Start of Task data

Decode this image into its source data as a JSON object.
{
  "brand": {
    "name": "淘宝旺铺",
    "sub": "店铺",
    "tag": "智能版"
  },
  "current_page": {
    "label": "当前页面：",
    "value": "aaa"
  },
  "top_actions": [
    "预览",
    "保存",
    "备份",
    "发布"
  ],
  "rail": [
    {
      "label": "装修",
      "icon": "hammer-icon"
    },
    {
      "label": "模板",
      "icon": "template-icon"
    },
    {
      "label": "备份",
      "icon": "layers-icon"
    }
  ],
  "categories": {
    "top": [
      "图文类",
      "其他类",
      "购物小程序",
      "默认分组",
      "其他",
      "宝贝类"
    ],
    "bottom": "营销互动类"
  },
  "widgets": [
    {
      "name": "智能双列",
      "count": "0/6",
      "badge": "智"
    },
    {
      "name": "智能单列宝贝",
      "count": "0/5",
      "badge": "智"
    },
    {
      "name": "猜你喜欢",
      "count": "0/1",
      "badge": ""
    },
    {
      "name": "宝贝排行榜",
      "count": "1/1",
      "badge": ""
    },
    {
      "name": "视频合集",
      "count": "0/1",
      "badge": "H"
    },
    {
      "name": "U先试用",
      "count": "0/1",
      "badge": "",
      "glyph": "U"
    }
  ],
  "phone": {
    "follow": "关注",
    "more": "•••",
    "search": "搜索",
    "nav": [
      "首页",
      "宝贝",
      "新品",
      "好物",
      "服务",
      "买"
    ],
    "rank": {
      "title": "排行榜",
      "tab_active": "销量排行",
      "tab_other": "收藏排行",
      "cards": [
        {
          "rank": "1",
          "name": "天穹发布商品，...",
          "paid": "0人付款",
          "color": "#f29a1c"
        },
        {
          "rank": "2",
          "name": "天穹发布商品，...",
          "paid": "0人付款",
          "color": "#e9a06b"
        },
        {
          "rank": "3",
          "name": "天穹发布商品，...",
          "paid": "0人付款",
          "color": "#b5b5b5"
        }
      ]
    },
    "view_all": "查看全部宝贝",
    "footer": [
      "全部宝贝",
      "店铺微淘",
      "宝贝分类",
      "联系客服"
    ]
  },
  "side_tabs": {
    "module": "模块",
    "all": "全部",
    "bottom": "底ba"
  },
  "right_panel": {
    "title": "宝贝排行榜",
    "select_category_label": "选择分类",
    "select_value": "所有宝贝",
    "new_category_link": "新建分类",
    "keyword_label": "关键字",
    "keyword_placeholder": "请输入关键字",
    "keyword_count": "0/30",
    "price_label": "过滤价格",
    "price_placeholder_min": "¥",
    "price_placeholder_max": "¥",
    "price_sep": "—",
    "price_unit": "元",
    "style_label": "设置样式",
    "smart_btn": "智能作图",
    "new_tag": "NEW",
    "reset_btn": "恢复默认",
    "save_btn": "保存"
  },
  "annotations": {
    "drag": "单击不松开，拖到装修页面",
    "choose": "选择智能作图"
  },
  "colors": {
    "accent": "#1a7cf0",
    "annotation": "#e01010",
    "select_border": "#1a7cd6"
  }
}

End of Task data

* Exercise: Each line of the material should be echoed exactly.

* The answer:
Decode this image into its source data as a JSON object.
{
  "brand": {
    "name": "淘宝旺铺",
    "sub": "店铺",
    "tag": "智能版"
  },
  "current_page": {
    "label": "当前页面：",
    "value": "aaa"
  },
  "top_actions": [
    "预览",
    "保存",
    "备份",
    "发布"
  ],
  "rail": [
    {
      "label": "装修",
      "icon": "hammer-icon"
    },
    {
      "label": "模板",
      "icon": "template-icon"
    },
    {
      "label": "备份",
      "icon": "layers-icon"
    }
  ],
  "categories": {
    "top": [
      "图文类",
      "其他类",
      "购物小程序",
      "默认分组",
      "其他",
      "宝贝类"
    ],
    "bottom": "营销互动类"
  },
  "widgets": [
    {
      "name": "智能双列",
      "count": "0/6",
      "badge": "智"
    },
    {
      "name": "智能单列宝贝",
      "count": "0/5",
      "badge": "智"
    },
    {
      "name": "猜你喜欢",
      "count": "0/1",
      "badge": ""
    },
    {
      "name": "宝贝排行榜",
      "count": "1/1",
      "badge": ""
    },
    {
      "name": "视频合集",
      "count": "0/1",
      "badge": "H"
    },
    {
      "name": "U先试用",
      "count": "0/1",
      "badge": "",
      "glyph": "U"
    }
  ],
  "phone": {
    "follow": "关注",
    "more": "•••",
    "search": "搜索",
    "nav": [
      "首页",
      "宝贝",
      "新品",
      "好物",
      "服务",
      "买"
    ],
    "rank": {
      "title": "排行榜",
      "tab_active": "销量排行",
      "tab_other": "收藏排行",
      "cards": [
        {
          "rank": "1",
          "name": "天穹发布商品，...",
          "paid": "0人付款",
          "color": "#f29a1c"
        },
        {
          "rank": "2",
          "name": "天穹发布商品，...",
          "paid": "0人付款",
          "color": "#e9a06b"
        },
        {
          "rank": "3",
          "name": "天穹发布商品，...",
          "paid": "0人付款",
          "color": "#b5b5b5"
        }
      ]
    },
    "view_all": "查看全部宝贝",
    "footer": [
      "全部宝贝",
      "店铺微淘",
      "宝贝分类",
      "联系客服"
    ]
  },
  "side_tabs": {
    "module": "模块",
    "all": "全部",
    "bottom": "底ba"
  },
  "right_panel": {
    "title": "宝贝排行榜",
    "select_category_label": "选择分类",
    "select_value": "所有宝贝",
    "new_category_link": "新建分类",
    "keyword_label": "关键字",
    "keyword_placeholder": "请输入关键字",
    "keyword_count": "0/30",
    "price_label": "过滤价格",
    "price_placeholder_min": "¥",
    "price_placeholder_max": "¥",
    "price_sep": "—",
    "price_unit": "元",
    "style_label": "设置样式",
    "smart_btn": "智能作图",
    "new_tag": "NEW",
    "reset_btn": "恢复默认",
    "save_btn": "保存"
  },
  "annotations": {
    "drag": "单击不松开，拖到装修页面",
    "choose": "选择智能作图"
  },
  "colors": {
    "accent": "#1a7cf0",
    "annotation": "#e01010",
    "select_border": "#1a7cd6"
  }
}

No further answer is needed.